Gather all lines from the material that contain "Variação".

┌─ Records provided

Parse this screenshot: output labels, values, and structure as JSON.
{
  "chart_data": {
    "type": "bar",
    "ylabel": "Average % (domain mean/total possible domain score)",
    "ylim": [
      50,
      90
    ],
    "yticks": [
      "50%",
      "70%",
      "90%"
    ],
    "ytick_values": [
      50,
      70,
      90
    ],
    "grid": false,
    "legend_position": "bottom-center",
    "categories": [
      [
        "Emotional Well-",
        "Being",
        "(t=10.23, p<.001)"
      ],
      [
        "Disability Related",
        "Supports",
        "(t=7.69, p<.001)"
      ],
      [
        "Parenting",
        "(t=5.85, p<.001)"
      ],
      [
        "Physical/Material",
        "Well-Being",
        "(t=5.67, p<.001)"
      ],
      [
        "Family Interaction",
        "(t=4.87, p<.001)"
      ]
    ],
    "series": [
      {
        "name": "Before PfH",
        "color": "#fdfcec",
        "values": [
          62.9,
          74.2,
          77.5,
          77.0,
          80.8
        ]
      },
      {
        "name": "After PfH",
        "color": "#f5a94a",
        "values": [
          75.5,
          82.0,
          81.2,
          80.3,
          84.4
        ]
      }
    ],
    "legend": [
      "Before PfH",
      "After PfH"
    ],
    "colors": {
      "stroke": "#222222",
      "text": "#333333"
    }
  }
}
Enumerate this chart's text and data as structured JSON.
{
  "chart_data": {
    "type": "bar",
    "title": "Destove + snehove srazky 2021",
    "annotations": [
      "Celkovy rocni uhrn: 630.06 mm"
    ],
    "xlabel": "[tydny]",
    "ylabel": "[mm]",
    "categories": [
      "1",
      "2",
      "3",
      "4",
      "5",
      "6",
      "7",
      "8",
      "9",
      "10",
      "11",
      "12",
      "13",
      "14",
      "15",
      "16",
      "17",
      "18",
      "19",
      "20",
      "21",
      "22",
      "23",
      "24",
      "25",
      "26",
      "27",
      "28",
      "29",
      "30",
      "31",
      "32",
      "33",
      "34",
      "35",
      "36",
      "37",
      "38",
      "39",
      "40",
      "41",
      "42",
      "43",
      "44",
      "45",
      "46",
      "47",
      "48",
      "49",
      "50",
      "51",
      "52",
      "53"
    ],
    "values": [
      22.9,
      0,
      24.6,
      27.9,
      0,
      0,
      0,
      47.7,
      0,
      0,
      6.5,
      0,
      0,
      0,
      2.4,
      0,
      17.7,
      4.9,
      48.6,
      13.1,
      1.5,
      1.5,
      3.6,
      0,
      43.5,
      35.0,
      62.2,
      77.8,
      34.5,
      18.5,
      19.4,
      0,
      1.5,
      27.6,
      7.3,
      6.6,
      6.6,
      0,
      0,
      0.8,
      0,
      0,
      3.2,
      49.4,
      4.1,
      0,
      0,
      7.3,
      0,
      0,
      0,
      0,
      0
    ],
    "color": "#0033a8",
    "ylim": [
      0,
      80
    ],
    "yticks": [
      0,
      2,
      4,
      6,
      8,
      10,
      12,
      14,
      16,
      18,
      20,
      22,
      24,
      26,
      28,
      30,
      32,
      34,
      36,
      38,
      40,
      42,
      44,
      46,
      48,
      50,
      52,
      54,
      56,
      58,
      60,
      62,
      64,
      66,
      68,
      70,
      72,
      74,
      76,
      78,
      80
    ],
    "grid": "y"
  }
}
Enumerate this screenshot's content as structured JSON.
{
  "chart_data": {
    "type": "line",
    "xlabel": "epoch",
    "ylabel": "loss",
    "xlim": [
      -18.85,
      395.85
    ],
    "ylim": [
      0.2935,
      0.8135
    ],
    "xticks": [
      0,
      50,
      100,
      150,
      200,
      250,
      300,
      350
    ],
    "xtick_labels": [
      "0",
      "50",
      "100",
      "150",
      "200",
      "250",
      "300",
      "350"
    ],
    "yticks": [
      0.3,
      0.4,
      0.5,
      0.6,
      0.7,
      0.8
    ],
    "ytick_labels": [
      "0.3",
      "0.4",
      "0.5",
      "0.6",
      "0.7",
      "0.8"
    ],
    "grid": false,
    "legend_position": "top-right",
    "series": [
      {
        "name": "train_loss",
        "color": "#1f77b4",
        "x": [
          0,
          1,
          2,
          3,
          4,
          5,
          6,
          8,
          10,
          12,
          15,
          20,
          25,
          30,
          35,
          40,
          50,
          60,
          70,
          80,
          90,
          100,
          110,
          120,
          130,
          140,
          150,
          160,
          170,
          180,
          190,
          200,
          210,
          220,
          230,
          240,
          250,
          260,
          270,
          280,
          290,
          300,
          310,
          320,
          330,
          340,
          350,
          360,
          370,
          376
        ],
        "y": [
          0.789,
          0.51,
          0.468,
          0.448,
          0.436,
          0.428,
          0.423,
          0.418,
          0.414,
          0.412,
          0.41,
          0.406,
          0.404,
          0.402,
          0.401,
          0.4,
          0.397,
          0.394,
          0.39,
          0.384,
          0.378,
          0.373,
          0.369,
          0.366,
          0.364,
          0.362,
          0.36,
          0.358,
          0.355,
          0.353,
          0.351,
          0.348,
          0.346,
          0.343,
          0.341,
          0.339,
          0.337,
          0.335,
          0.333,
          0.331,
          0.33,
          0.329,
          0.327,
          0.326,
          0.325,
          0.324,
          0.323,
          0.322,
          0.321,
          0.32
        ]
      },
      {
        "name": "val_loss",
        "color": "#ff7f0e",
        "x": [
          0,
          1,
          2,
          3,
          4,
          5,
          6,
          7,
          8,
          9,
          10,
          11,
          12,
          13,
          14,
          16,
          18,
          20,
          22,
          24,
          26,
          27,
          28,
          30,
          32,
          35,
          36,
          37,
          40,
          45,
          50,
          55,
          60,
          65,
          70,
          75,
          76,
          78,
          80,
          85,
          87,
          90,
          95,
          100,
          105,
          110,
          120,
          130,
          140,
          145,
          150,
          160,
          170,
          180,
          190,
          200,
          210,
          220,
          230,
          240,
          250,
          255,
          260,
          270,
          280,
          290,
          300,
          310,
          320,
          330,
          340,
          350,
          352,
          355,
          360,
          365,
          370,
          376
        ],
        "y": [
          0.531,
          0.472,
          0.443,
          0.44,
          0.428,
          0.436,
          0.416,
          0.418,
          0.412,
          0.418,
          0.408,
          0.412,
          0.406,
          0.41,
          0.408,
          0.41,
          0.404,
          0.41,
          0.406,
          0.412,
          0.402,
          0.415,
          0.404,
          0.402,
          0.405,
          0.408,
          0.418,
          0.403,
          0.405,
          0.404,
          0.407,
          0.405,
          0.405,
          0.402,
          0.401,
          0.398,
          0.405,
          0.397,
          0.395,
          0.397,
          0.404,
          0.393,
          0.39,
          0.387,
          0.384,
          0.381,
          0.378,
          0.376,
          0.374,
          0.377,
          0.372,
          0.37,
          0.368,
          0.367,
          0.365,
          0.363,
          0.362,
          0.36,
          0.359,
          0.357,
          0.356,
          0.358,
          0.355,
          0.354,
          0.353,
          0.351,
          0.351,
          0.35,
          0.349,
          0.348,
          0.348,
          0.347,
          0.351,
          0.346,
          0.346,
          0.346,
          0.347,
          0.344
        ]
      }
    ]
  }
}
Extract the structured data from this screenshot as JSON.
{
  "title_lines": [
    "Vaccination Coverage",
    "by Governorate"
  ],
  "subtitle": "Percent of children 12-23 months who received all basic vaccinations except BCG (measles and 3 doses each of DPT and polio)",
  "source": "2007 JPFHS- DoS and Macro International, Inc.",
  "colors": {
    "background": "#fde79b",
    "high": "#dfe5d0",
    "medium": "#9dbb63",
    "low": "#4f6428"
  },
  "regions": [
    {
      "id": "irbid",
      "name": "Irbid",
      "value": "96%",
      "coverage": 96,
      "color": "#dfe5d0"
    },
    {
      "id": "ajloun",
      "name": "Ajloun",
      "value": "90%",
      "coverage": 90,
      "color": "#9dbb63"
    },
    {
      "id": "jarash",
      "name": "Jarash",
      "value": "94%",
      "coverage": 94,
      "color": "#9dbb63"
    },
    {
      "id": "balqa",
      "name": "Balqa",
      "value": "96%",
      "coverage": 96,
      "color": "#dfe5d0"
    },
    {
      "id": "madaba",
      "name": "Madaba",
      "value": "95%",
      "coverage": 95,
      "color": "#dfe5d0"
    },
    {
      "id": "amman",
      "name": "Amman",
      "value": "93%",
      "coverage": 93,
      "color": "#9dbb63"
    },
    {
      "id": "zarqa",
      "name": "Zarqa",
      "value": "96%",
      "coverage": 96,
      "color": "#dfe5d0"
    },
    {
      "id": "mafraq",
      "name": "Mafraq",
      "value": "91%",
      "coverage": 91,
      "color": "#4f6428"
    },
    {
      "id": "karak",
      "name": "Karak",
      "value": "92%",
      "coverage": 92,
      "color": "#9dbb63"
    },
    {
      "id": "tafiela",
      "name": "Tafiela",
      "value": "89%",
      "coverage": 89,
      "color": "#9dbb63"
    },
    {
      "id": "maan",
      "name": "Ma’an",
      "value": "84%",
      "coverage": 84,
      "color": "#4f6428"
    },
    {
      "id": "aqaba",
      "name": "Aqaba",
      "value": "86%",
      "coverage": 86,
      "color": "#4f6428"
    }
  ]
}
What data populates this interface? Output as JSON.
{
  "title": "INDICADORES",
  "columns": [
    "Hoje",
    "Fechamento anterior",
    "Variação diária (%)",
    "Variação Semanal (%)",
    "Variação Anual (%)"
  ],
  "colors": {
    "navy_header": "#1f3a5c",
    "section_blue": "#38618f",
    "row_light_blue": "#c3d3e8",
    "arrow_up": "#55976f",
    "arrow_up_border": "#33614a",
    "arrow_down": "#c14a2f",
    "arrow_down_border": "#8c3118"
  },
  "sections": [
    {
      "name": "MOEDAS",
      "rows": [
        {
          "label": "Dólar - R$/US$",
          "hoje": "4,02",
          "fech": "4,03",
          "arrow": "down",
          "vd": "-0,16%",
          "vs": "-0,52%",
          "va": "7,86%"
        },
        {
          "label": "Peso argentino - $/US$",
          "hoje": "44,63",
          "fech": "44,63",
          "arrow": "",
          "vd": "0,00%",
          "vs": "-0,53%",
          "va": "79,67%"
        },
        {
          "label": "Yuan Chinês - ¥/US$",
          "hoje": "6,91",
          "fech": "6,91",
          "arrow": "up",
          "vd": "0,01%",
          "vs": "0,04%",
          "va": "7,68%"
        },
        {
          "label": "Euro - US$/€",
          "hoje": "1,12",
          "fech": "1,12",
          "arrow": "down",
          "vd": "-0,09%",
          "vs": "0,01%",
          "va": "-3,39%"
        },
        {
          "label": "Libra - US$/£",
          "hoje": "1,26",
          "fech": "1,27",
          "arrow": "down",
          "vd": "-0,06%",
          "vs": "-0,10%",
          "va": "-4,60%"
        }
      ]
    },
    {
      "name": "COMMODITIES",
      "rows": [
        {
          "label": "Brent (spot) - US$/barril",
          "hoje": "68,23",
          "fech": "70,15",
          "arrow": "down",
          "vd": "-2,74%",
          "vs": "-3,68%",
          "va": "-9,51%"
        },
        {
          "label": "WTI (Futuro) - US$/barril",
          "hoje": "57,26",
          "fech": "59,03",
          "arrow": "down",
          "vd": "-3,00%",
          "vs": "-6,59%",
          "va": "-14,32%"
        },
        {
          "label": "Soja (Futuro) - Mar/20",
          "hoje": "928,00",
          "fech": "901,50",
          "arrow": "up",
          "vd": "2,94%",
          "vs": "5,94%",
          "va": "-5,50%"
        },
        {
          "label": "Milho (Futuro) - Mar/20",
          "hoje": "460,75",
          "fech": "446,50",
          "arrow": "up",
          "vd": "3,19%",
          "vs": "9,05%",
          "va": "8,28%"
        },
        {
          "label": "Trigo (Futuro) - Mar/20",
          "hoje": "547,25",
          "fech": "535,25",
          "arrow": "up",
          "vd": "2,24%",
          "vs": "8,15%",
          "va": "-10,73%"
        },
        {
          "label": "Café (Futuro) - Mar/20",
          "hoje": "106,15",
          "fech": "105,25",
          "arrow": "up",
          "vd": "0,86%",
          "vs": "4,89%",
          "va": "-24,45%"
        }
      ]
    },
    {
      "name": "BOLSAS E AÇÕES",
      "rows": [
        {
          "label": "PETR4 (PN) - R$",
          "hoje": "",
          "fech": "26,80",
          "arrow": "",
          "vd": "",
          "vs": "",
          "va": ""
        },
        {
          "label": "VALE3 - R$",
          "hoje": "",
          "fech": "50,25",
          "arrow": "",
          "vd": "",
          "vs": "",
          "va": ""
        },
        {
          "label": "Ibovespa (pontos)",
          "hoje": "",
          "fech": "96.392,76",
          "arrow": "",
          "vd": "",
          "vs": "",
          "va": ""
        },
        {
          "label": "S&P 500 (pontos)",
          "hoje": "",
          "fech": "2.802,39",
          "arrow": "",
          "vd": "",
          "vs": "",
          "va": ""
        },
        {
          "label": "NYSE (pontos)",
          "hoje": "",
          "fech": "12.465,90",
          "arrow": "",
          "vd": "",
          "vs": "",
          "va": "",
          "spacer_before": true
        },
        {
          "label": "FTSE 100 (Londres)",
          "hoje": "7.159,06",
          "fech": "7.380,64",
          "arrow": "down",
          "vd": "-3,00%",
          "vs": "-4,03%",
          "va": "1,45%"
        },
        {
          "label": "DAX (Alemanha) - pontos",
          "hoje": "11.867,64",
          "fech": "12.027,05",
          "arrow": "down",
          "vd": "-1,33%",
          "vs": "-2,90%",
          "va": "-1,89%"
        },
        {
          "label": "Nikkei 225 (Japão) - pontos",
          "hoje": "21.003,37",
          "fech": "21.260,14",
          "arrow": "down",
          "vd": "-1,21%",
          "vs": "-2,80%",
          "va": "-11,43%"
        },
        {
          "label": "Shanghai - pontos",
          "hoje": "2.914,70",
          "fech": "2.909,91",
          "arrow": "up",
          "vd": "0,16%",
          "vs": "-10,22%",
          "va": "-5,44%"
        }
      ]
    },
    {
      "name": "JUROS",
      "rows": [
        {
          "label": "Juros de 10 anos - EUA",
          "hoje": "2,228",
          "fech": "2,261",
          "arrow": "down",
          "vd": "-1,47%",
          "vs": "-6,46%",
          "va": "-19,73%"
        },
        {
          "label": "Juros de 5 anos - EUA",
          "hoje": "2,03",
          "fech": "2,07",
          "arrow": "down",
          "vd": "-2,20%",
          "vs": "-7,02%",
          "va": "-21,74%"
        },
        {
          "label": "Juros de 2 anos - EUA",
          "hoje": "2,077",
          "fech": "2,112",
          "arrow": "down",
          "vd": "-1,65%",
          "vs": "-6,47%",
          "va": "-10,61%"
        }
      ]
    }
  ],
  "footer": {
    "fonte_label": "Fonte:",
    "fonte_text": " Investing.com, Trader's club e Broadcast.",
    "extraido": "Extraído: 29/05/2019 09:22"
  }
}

└─

* _Output of the exercise_
    "Variação diária (%)",
    "Variação Semanal (%)",
    "Variação Anual (%)"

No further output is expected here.